▶ Aim of the exercise
Check each line of the data below for the word "ylabel", then extract the ones that have it.

▶ Information supplied
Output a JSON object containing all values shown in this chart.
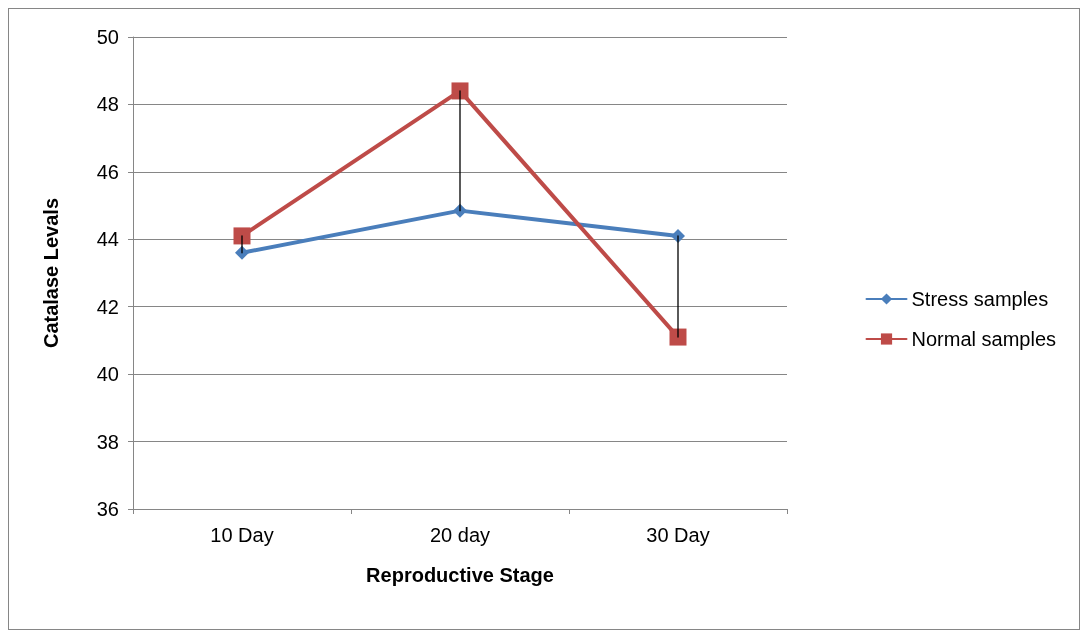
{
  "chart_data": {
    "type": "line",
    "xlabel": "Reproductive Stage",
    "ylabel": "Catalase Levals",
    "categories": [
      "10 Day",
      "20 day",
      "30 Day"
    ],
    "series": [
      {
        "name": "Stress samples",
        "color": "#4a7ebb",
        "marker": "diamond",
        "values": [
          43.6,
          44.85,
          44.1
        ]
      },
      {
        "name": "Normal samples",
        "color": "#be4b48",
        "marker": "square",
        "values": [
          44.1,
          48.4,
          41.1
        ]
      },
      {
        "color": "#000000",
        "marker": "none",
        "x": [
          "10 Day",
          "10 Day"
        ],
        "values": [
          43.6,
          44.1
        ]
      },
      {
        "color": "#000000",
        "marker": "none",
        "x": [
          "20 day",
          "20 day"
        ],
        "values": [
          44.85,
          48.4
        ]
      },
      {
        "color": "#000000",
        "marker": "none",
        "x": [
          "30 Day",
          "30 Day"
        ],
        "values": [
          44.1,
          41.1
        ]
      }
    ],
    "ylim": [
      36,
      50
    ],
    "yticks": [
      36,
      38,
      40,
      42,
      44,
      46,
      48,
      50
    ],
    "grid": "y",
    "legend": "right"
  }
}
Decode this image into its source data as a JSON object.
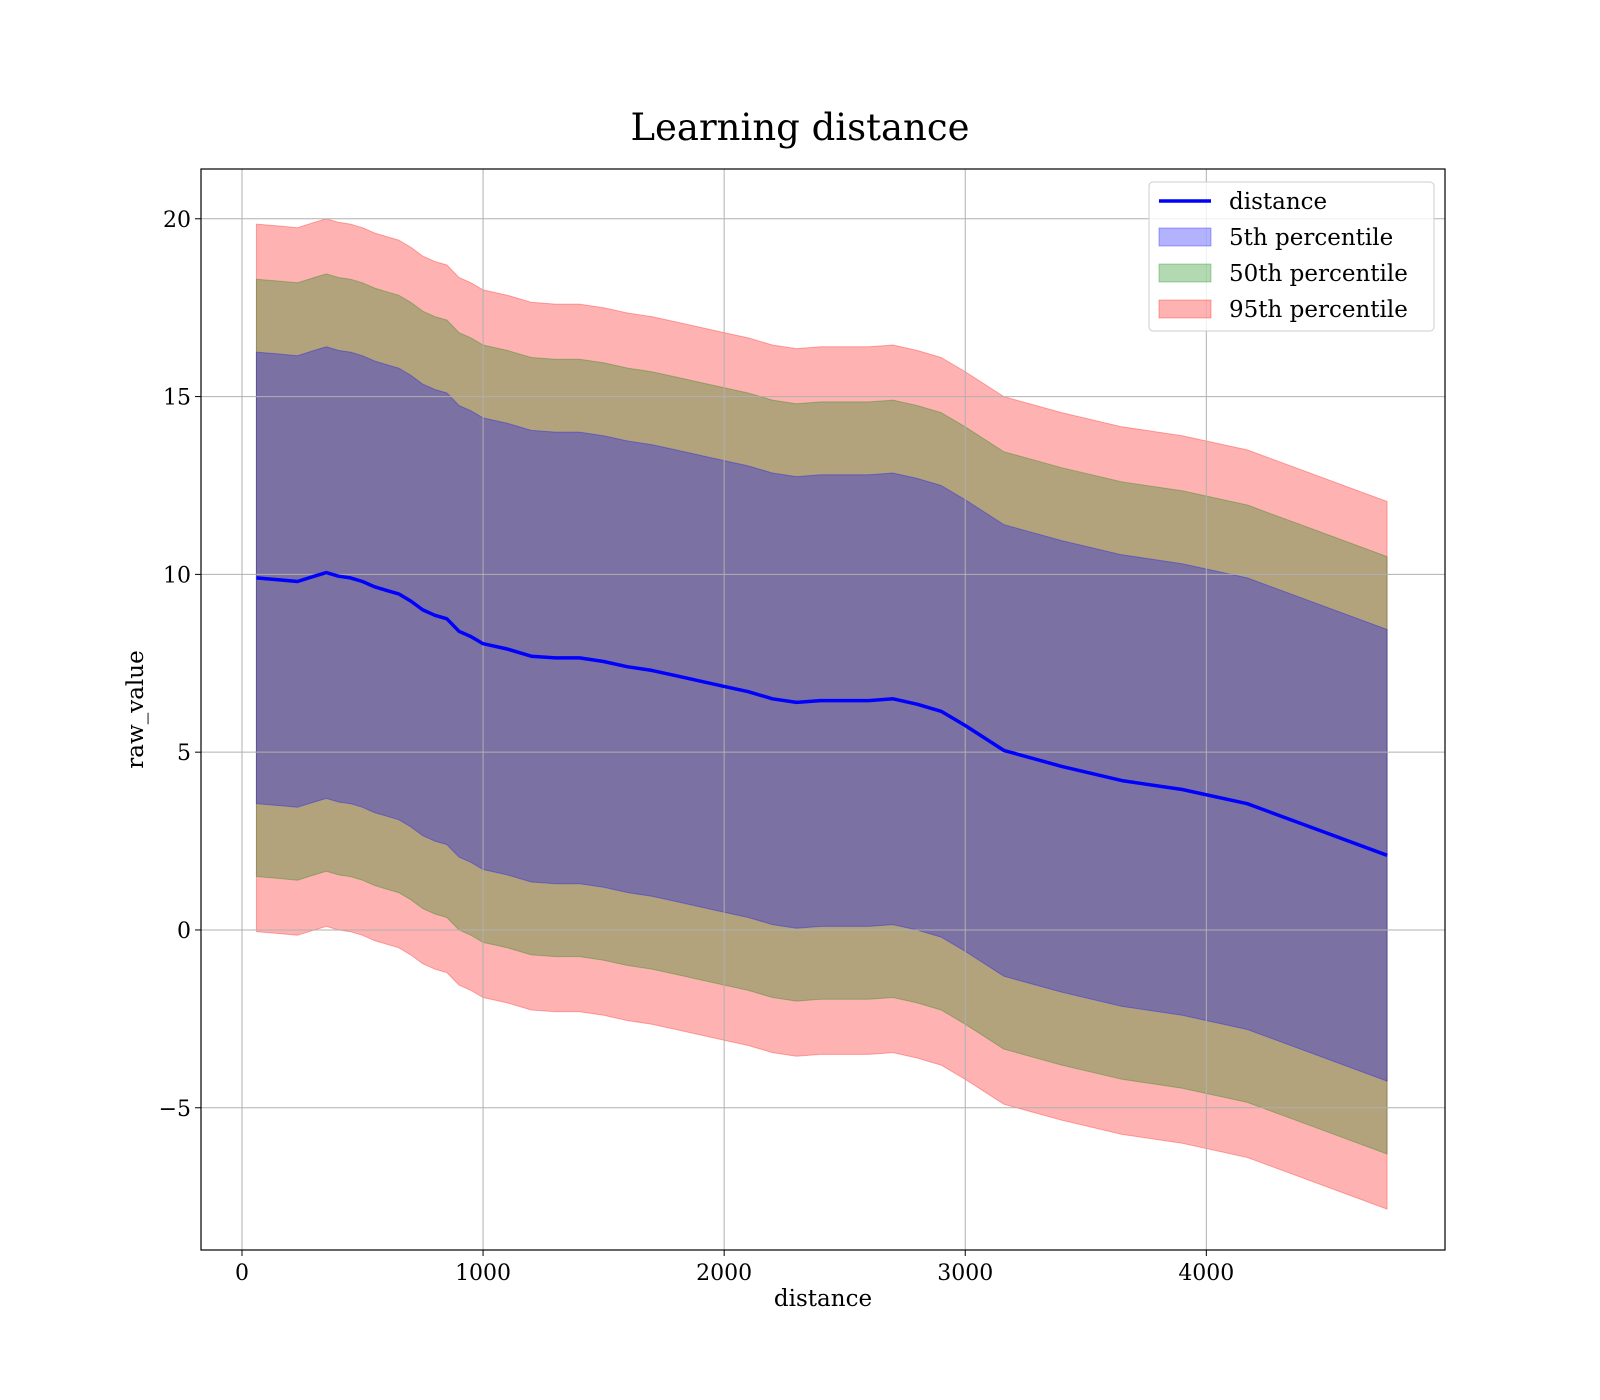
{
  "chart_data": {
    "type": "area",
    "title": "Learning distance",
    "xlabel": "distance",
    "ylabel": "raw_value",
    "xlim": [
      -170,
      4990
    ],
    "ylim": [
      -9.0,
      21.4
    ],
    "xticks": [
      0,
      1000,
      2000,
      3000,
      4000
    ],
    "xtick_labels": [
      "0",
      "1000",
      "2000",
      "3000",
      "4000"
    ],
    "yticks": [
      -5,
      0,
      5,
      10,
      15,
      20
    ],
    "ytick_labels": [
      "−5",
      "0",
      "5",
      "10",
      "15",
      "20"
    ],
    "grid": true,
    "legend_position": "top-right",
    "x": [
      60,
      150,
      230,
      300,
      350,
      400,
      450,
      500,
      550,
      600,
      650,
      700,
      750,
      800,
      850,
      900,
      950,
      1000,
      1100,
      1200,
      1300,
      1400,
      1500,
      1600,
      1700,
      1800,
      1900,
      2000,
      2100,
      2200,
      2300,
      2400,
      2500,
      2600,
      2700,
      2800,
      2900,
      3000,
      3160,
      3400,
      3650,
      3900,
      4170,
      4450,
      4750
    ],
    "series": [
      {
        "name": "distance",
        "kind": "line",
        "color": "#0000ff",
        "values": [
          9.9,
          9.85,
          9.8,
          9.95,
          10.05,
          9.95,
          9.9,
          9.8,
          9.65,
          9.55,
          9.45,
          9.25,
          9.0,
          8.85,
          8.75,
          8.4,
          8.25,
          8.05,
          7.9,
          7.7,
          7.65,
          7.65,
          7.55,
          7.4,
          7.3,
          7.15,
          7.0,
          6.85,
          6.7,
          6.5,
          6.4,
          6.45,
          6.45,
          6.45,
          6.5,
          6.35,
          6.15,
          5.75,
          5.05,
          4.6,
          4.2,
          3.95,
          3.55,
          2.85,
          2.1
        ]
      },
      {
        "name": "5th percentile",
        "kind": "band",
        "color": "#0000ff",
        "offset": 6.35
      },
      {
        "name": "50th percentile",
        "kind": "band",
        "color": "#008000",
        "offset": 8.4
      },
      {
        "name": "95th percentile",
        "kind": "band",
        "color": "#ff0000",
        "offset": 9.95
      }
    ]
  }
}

▶ Task result
    "ylabel": "Catalase Levals",
    "ylabel": "raw_value",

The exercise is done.